» WRITTEN REQUEST
Retype every line of the listing below without any changes, leaving out the pictures.

[Begin INPUT FOR THIS TASK]

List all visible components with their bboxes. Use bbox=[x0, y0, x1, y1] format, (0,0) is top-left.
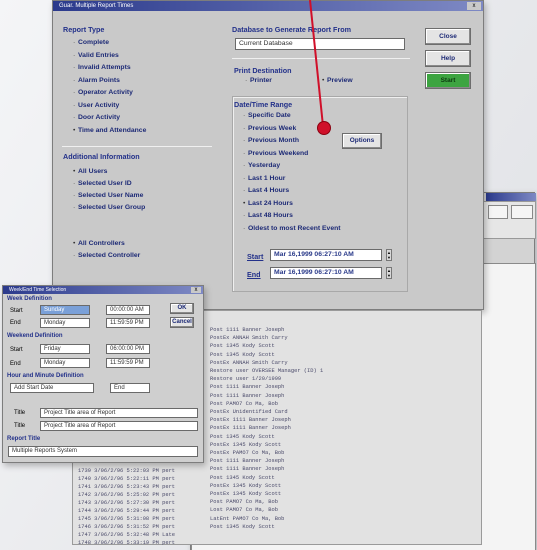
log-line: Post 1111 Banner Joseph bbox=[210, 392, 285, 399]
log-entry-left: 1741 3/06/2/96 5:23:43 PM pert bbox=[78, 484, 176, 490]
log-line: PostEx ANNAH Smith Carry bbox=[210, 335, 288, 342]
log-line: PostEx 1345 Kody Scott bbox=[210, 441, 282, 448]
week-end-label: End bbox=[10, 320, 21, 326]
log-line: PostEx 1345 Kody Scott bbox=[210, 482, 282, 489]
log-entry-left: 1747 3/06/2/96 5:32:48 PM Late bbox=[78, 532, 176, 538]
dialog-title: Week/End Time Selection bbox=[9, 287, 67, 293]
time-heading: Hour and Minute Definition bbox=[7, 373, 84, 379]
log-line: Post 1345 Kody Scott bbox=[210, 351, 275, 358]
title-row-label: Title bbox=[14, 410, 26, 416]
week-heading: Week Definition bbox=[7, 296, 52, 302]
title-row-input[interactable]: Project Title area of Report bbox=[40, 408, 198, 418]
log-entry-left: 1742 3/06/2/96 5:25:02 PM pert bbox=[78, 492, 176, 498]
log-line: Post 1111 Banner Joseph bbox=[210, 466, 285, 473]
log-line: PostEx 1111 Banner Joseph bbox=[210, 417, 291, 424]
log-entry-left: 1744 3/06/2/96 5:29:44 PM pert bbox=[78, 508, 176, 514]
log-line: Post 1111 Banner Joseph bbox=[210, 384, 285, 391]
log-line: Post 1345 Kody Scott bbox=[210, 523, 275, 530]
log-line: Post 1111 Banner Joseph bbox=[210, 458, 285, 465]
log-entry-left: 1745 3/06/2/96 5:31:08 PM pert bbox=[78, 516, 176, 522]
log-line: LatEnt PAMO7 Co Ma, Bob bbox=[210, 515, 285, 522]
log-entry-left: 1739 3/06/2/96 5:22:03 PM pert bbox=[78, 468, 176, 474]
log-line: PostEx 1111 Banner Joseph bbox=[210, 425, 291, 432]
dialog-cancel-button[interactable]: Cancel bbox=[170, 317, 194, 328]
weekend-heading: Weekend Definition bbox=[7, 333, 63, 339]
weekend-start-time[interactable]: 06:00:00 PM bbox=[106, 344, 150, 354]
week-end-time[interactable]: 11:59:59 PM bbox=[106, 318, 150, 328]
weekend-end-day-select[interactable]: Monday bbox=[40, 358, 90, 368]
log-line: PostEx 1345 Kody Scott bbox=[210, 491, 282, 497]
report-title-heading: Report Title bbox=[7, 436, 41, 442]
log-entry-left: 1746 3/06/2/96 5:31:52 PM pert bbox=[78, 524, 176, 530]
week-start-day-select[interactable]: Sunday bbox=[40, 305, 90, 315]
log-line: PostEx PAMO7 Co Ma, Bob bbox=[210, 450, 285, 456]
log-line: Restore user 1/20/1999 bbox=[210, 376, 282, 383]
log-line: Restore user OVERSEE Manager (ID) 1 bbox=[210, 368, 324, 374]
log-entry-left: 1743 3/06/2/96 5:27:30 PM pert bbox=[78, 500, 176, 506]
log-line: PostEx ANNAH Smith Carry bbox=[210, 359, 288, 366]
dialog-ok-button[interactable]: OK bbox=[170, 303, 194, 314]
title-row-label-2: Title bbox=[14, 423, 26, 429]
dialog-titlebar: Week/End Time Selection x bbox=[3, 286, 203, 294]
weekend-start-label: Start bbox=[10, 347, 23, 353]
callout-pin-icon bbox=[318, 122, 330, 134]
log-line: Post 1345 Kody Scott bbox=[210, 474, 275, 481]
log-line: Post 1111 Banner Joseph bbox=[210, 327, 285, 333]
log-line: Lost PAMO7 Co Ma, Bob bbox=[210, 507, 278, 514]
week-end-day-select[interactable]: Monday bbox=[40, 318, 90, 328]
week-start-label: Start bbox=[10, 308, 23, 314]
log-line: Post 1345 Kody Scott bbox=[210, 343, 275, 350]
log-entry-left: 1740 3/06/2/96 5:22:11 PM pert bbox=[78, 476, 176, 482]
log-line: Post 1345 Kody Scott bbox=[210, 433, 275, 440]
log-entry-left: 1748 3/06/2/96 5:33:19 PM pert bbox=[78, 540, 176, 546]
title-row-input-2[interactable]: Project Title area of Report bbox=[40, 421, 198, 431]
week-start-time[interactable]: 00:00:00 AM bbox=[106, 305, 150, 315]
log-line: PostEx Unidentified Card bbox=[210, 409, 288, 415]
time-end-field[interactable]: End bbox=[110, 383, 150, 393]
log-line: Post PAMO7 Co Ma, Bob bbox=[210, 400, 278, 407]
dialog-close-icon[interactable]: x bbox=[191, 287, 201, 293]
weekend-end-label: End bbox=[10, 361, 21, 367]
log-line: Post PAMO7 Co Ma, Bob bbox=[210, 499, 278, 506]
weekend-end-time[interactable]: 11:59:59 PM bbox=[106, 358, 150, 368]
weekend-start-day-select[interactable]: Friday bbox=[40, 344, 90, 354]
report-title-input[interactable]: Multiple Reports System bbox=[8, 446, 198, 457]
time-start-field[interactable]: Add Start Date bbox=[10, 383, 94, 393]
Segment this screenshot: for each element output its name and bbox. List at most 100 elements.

[End INPUT FOR THIS TASK]

» ANSWER TO THIS EXERCISE
List all visible components with their bboxes. Use bbox=[x0, y0, x1, y1] format, (0,0) is top-left.
log-line: Post 1111 Banner Joseph bbox=[210, 392, 285, 399]
log-entry-left: 1741 3/06/2/96 5:23:43 PM pert bbox=[78, 484, 176, 490]
log-line: PostEx ANNAH Smith Carry bbox=[210, 335, 288, 342]
log-line: PostEx 1345 Kody Scott bbox=[210, 441, 282, 448]
week-end-label: End bbox=[10, 320, 21, 326]
log-line: PostEx 1345 Kody Scott bbox=[210, 482, 282, 489]
log-entry-left: 1747 3/06/2/96 5:32:48 PM Late bbox=[78, 532, 176, 538]
dialog-title: Week/End Time Selection bbox=[9, 287, 67, 293]
time-heading: Hour and Minute Definition bbox=[7, 373, 84, 379]
log-line: Post 1345 Kody Scott bbox=[210, 351, 275, 358]
title-row-label: Title bbox=[14, 410, 26, 416]
week-heading: Week Definition bbox=[7, 296, 52, 302]
title-row-input[interactable]: Project Title area of Report bbox=[40, 408, 198, 418]
log-entry-left: 1742 3/06/2/96 5:25:02 PM pert bbox=[78, 492, 176, 498]
log-line: Post 1111 Banner Joseph bbox=[210, 466, 285, 473]
log-line: PostEx 1111 Banner Joseph bbox=[210, 417, 291, 424]
log-entry-left: 1744 3/06/2/96 5:29:44 PM pert bbox=[78, 508, 176, 514]
log-line: Post 1111 Banner Joseph bbox=[210, 384, 285, 391]
log-line: Post 1345 Kody Scott bbox=[210, 523, 275, 530]
log-line: Post 1111 Banner Joseph bbox=[210, 458, 285, 465]
log-entry-left: 1745 3/06/2/96 5:31:08 PM pert bbox=[78, 516, 176, 522]
log-line: LatEnt PAMO7 Co Ma, Bob bbox=[210, 515, 285, 522]
log-entry-left: 1739 3/06/2/96 5:22:03 PM pert bbox=[78, 468, 176, 474]
log-line: PostEx 1111 Banner Joseph bbox=[210, 425, 291, 432]
dialog-cancel-button[interactable]: Cancel bbox=[170, 317, 194, 328]
weekend-heading: Weekend Definition bbox=[7, 333, 63, 339]
weekend-start-time[interactable]: 06:00:00 PM bbox=[106, 344, 150, 354]
week-end-time[interactable]: 11:59:59 PM bbox=[106, 318, 150, 328]
weekend-end-day-select[interactable]: Monday bbox=[40, 358, 90, 368]
log-line: PostEx 1345 Kody Scott bbox=[210, 491, 282, 497]
report-title-heading: Report Title bbox=[7, 436, 41, 442]
log-entry-left: 1746 3/06/2/96 5:31:52 PM pert bbox=[78, 524, 176, 530]
week-start-day-select[interactable]: Sunday bbox=[40, 305, 90, 315]
log-line: PostEx PAMO7 Co Ma, Bob bbox=[210, 450, 285, 456]
log-line: Restore user 1/20/1999 bbox=[210, 376, 282, 383]
log-line: Restore user OVERSEE Manager (ID) 1 bbox=[210, 368, 324, 374]
log-entry-left: 1743 3/06/2/96 5:27:30 PM pert bbox=[78, 500, 176, 506]
log-line: PostEx ANNAH Smith Carry bbox=[210, 359, 288, 366]
dialog-ok-button[interactable]: OK bbox=[170, 303, 194, 314]
title-row-label-2: Title bbox=[14, 423, 26, 429]
dialog-titlebar: Week/End Time Selection x bbox=[3, 286, 203, 294]
weekend-start-label: Start bbox=[10, 347, 23, 353]
callout-pin-icon bbox=[318, 122, 330, 134]
log-line: Post 1345 Kody Scott bbox=[210, 474, 275, 481]
log-line: Post 1111 Banner Joseph bbox=[210, 327, 285, 333]
log-line: Lost PAMO7 Co Ma, Bob bbox=[210, 507, 278, 514]
week-end-day-select[interactable]: Monday bbox=[40, 318, 90, 328]
week-start-label: Start bbox=[10, 308, 23, 314]
log-line: Post 1345 Kody Scott bbox=[210, 343, 275, 350]
log-entry-left: 1740 3/06/2/96 5:22:11 PM pert bbox=[78, 476, 176, 482]
log-line: Post 1345 Kody Scott bbox=[210, 433, 275, 440]
log-entry-left: 1748 3/06/2/96 5:33:19 PM pert bbox=[78, 540, 176, 546]
title-row-input-2[interactable]: Project Title area of Report bbox=[40, 421, 198, 431]
week-start-time[interactable]: 00:00:00 AM bbox=[106, 305, 150, 315]
log-line: PostEx Unidentified Card bbox=[210, 409, 288, 415]
time-end-field[interactable]: End bbox=[110, 383, 150, 393]
log-line: Post PAMO7 Co Ma, Bob bbox=[210, 400, 278, 407]
dialog-close-icon[interactable]: x bbox=[191, 287, 201, 293]
weekend-end-label: End bbox=[10, 361, 21, 367]
log-line: Post PAMO7 Co Ma, Bob bbox=[210, 499, 278, 506]
weekend-end-time[interactable]: 11:59:59 PM bbox=[106, 358, 150, 368]
weekend-start-day-select[interactable]: Friday bbox=[40, 344, 90, 354]
report-title-input[interactable]: Multiple Reports System bbox=[8, 446, 198, 457]
time-start-field[interactable]: Add Start Date bbox=[10, 383, 94, 393]
Segment this screenshot: for each element output its name and bbox. List at most 100 elements.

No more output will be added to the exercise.